Provided material –
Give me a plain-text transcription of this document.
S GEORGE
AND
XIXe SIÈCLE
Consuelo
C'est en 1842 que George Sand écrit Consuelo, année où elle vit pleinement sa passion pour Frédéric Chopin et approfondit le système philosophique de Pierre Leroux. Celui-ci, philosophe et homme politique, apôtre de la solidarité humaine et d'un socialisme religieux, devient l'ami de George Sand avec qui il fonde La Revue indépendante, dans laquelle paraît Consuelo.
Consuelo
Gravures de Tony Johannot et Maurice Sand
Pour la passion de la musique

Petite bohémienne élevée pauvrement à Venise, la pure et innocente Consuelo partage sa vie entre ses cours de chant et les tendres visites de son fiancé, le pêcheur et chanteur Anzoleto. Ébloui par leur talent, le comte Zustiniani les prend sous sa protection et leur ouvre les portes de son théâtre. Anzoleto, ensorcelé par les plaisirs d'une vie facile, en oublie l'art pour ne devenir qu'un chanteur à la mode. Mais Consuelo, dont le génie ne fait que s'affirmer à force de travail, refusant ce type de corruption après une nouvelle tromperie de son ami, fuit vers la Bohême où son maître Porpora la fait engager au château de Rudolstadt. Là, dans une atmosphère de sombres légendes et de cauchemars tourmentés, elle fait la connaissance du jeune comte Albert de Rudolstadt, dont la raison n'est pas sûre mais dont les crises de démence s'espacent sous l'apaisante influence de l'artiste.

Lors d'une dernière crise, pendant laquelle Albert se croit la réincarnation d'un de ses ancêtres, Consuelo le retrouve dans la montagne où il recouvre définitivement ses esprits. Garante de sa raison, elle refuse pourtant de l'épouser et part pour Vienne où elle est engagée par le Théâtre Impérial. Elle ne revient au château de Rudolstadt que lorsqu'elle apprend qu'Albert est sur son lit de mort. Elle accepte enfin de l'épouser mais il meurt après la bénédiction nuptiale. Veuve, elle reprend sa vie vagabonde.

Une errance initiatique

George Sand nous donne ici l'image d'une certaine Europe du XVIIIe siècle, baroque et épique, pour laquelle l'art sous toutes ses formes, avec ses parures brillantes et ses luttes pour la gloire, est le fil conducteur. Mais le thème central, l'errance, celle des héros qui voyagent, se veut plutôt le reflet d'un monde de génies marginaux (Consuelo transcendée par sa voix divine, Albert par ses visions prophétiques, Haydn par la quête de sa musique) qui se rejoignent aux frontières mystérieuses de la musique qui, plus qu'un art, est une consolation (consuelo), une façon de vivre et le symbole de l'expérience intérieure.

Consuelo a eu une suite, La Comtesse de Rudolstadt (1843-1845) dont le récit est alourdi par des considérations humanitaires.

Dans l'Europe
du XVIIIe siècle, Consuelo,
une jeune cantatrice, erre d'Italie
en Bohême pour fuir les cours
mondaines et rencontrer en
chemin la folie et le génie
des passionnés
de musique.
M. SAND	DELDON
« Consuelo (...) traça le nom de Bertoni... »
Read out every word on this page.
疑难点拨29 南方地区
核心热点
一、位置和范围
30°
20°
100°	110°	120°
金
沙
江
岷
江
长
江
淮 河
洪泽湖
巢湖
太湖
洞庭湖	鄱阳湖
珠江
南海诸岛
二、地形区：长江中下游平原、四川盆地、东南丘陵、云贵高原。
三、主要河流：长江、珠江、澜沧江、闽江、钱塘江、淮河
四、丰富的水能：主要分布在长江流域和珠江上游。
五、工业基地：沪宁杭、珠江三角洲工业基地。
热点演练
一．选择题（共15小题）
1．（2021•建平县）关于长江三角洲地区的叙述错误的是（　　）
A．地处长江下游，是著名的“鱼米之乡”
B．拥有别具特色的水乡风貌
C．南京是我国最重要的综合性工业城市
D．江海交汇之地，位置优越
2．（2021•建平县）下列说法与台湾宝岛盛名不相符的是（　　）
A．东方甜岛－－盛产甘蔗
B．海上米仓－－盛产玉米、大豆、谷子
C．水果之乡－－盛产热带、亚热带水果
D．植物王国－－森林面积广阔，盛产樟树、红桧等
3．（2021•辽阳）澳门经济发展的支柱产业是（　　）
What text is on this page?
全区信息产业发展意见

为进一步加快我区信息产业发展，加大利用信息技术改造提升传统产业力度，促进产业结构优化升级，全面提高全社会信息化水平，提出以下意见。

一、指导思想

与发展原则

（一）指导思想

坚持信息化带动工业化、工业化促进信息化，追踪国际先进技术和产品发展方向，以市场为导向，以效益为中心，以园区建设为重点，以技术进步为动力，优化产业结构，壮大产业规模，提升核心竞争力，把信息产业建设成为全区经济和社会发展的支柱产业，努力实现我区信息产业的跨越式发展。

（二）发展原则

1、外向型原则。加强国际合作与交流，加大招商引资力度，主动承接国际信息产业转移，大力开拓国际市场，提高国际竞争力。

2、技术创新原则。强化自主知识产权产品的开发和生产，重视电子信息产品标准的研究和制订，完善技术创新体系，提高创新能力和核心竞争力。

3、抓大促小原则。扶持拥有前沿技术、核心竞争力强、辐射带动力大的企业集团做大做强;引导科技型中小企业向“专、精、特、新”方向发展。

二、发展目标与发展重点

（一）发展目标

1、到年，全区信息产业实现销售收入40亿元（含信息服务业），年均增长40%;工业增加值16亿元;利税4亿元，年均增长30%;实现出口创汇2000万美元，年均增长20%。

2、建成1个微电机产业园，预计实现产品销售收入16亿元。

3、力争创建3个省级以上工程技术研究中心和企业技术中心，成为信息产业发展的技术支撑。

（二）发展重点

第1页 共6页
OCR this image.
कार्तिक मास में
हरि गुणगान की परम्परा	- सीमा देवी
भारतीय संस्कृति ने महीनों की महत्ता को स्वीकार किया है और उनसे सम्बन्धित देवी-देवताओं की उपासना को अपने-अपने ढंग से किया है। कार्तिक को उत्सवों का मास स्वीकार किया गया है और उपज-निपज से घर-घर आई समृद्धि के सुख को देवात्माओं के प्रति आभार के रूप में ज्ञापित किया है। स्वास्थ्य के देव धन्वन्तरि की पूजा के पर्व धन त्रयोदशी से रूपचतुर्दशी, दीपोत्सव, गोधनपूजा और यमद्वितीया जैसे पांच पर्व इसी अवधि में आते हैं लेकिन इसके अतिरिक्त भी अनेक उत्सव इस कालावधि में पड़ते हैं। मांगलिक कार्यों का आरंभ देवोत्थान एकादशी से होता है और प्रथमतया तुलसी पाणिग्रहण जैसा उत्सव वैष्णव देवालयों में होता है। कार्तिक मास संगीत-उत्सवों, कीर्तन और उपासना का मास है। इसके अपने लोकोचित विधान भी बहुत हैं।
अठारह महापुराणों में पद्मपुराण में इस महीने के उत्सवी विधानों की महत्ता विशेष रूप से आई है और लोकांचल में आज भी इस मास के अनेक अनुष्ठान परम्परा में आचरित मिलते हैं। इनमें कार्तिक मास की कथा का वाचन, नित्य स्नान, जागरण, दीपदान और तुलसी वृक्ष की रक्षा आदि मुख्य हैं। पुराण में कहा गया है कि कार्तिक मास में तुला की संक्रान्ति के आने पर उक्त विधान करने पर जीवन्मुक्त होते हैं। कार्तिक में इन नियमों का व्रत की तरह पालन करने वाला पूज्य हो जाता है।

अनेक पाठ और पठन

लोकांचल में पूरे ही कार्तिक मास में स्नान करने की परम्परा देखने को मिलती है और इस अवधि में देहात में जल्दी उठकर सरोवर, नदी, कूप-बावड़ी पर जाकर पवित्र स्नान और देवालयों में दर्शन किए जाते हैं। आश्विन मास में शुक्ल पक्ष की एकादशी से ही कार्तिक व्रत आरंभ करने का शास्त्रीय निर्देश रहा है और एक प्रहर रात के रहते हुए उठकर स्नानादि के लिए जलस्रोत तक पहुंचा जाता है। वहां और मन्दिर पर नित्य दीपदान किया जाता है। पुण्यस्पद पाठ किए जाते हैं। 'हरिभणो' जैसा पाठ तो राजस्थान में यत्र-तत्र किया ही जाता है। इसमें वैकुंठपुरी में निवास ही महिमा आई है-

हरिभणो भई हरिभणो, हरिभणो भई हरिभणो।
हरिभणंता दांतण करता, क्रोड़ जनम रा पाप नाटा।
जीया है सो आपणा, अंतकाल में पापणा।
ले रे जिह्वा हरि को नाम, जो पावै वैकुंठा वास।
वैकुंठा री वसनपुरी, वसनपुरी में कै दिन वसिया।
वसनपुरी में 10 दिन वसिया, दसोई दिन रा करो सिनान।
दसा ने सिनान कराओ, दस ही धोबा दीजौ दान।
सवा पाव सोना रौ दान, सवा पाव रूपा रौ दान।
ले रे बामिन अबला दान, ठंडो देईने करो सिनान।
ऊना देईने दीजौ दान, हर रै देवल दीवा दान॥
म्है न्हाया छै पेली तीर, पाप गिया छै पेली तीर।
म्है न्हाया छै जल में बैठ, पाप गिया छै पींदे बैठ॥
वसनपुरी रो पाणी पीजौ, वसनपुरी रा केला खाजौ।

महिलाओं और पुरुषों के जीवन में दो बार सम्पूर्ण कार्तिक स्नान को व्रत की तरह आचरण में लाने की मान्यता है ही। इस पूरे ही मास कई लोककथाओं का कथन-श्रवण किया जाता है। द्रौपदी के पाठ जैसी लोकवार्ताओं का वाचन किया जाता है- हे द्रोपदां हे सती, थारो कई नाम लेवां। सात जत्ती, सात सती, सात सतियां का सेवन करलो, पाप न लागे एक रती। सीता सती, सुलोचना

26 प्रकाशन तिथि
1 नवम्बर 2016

Task requirements – Gather and copy every line of the data in which the string "वसनप" is found.

Exercise result –
वैकुंठा री वसनपुरी, वसनपुरी में कै दिन वसिया।
वसनपुरी में 10 दिन वसिया, दसोई दिन रा करो सिनान।
वसनपुरी रो पाणी पीजौ, वसनपुरी रा केला खाजौ।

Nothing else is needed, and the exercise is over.